EXERCISE
Without the images, output each record below as it stands.

───── EXTRACTED RECORDS ─────

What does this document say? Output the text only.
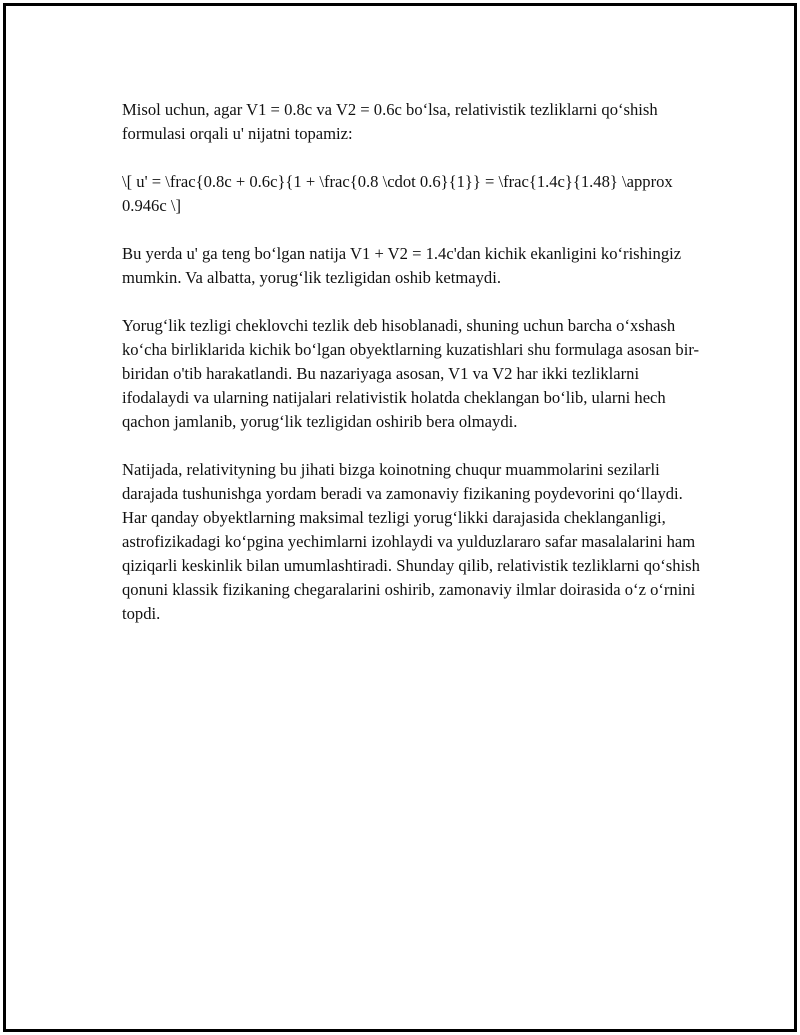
Misol uchun, agar V1 = 0.8c va V2 = 0.6c bo‘lsa, relativistik tezliklarni qo‘shish formulasi orqali u' nijatni topamiz:

\[ u' = \frac{0.8c + 0.6c}{1 + \frac{0.8 \cdot 0.6}{1}} = \frac{1.4c}{1.48} \approx 0.946c \]

Bu yerda u' ga teng bo‘lgan natija V1 + V2 = 1.4c'dan kichik ekanligini ko‘rishingiz mumkin. Va albatta, yorug‘lik tezligidan oshib ketmaydi.

Yorug‘lik tezligi cheklovchi tezlik deb hisoblanadi, shuning uchun barcha o‘xshash ko‘cha birliklarida kichik bo‘lgan obyektlarning kuzatishlari shu formulaga asosan bir-biridan o'tib harakatlandi. Bu nazariyaga asosan, V1 va V2 har ikki tezliklarni ifodalaydi va ularning natijalari relativistik holatda cheklangan bo‘lib, ularni hech qachon jamlanib, yorug‘lik tezligidan oshirib bera olmaydi.

Natijada, relativityning bu jihati bizga koinotning chuqur muammolarini sezilarli darajada tushunishga yordam beradi va zamonaviy fizikaning poydevorini qo‘llaydi. Har qanday obyektlarning maksimal tezligi yorug‘likki darajasida cheklanganligi, astrofizikadagi ko‘pgina yechimlarni izohlaydi va yulduzlararo safar masalalarini ham qiziqarli keskinlik bilan umumlashtiradi. Shunday qilib, relativistik tezliklarni qo‘shish qonuni klassik fizikaning chegaralarini oshirib, zamonaviy ilmlar doirasida o‘z o‘rnini topdi.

─────

EXERCISE RESPONSE
What does this document say? Output the text only.
Misol uchun, agar V1 = 0.8c va V2 = 0.6c bo‘lsa, relativistik tezliklarni qo‘shish formulasi orqali u' nijatni topamiz:

\[ u' = \frac{0.8c + 0.6c}{1 + \frac{0.8 \cdot 0.6}{1}} = \frac{1.4c}{1.48} \approx 0.946c \]

Bu yerda u' ga teng bo‘lgan natija V1 + V2 = 1.4c'dan kichik ekanligini ko‘rishingiz mumkin. Va albatta, yorug‘lik tezligidan oshib ketmaydi.

Yorug‘lik tezligi cheklovchi tezlik deb hisoblanadi, shuning uchun barcha o‘xshash ko‘cha birliklarida kichik bo‘lgan obyektlarning kuzatishlari shu formulaga asosan bir-biridan o'tib harakatlandi. Bu nazariyaga asosan, V1 va V2 har ikki tezliklarni ifodalaydi va ularning natijalari relativistik holatda cheklangan bo‘lib, ularni hech qachon jamlanib, yorug‘lik tezligidan oshirib bera olmaydi.

Natijada, relativityning bu jihati bizga koinotning chuqur muammolarini sezilarli darajada tushunishga yordam beradi va zamonaviy fizikaning poydevorini qo‘llaydi. Har qanday obyektlarning maksimal tezligi yorug‘likki darajasida cheklanganligi, astrofizikadagi ko‘pgina yechimlarni izohlaydi va yulduzlararo safar masalalarini ham qiziqarli keskinlik bilan umumlashtiradi. Shunday qilib, relativistik tezliklarni qo‘shish qonuni klassik fizikaning chegaralarini oshirib, zamonaviy ilmlar doirasida o‘z o‘rnini topdi.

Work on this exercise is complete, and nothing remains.